--- begin ---

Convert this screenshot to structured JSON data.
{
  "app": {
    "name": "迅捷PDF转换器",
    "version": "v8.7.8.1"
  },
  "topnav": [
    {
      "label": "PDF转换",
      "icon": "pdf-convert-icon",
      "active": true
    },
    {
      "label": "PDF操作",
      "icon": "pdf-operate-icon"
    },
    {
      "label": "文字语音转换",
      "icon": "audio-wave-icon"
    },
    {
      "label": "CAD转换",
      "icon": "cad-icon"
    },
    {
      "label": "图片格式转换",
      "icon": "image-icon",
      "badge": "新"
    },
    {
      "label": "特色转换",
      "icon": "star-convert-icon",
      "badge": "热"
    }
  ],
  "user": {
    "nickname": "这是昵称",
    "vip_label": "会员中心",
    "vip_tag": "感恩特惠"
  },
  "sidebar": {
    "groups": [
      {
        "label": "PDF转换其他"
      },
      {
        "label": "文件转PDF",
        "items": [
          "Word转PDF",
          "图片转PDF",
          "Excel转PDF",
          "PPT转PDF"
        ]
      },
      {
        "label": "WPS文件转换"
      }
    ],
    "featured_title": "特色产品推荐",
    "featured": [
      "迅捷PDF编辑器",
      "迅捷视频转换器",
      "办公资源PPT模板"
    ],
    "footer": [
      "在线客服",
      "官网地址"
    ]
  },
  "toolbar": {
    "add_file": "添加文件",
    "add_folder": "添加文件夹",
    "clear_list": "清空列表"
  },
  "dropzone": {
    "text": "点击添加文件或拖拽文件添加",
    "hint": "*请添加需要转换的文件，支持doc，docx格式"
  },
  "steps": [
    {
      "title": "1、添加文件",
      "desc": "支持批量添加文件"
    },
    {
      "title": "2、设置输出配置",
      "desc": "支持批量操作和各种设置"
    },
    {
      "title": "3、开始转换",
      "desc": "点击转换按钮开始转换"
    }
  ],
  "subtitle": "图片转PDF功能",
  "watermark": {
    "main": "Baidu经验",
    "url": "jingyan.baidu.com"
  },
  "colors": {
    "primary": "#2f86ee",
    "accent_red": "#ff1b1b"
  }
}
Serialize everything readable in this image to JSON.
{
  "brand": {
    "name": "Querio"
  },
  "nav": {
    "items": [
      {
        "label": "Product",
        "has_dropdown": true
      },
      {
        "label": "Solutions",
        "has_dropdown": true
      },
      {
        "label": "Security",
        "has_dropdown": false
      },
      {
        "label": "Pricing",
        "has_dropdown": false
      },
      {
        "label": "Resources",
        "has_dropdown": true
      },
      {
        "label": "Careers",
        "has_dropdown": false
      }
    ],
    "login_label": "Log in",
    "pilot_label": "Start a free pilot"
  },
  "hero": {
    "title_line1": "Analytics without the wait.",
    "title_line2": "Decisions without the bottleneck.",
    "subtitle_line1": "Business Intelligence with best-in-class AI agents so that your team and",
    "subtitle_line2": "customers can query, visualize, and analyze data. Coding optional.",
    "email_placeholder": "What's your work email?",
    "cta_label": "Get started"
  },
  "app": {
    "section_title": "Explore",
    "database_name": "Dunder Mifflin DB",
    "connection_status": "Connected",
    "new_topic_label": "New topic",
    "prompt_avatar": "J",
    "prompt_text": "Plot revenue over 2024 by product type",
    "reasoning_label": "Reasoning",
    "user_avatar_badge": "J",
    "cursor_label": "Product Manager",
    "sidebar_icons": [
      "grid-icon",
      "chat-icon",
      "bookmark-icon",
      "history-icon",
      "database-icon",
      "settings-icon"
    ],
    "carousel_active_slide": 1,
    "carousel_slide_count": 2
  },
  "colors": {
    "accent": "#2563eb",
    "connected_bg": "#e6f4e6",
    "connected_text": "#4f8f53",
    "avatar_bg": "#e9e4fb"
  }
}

--- end ---

Scan the material above for the string "this" and report each line where you find it.

Convert this screenshot to structured JSON data.
Serialize everything readable in this image to JSON.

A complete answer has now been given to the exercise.